■ **RECORDS**
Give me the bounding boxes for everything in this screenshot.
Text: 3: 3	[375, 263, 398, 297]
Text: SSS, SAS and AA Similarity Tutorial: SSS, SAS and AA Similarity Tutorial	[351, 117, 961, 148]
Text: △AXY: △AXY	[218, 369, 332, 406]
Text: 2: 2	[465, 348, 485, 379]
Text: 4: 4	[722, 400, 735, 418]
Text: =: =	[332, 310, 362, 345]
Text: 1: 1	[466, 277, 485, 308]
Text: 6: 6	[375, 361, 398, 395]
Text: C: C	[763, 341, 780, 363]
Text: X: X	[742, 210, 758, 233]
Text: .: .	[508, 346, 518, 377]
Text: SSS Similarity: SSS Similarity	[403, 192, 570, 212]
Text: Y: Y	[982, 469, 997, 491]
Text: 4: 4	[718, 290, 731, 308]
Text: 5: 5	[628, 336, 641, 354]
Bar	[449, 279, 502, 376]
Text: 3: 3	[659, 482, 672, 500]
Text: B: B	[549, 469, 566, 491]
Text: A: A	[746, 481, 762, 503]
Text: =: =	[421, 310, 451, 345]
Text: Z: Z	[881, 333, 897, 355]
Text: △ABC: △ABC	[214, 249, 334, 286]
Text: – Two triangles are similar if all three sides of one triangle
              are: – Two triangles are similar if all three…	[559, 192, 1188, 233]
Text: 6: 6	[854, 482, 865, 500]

■ **OBJECTIVE**
Copy every line of the data above verbatim, from start to finish.

■ **REPLY TO THE TASK**
Give me the bounding boxes for everything in this screenshot.
Text: 3: 3	[375, 263, 398, 297]
Text: SSS, SAS and AA Similarity Tutorial: SSS, SAS and AA Similarity Tutorial	[351, 117, 961, 148]
Text: △AXY: △AXY	[218, 369, 332, 406]
Text: 2: 2	[465, 348, 485, 379]
Text: 4: 4	[722, 400, 735, 418]
Text: =: =	[332, 310, 362, 345]
Text: 1: 1	[466, 277, 485, 308]
Text: 6: 6	[375, 361, 398, 395]
Text: C: C	[763, 341, 780, 363]
Text: X: X	[742, 210, 758, 233]
Text: .: .	[508, 346, 518, 377]
Text: SSS Similarity: SSS Similarity	[403, 192, 570, 212]
Text: Y: Y	[982, 469, 997, 491]
Text: 4: 4	[718, 290, 731, 308]
Text: 5: 5	[628, 336, 641, 354]
Bar	[449, 279, 502, 376]
Text: 3: 3	[659, 482, 672, 500]
Text: B: B	[549, 469, 566, 491]
Text: A: A	[746, 481, 762, 503]
Text: =: =	[421, 310, 451, 345]
Text: Z: Z	[881, 333, 897, 355]
Text: △ABC: △ABC	[214, 249, 334, 286]
Text: – Two triangles are similar if all three sides of one triangle
              are: – Two triangles are similar if all three…	[559, 192, 1188, 233]
Text: 6: 6	[854, 482, 865, 500]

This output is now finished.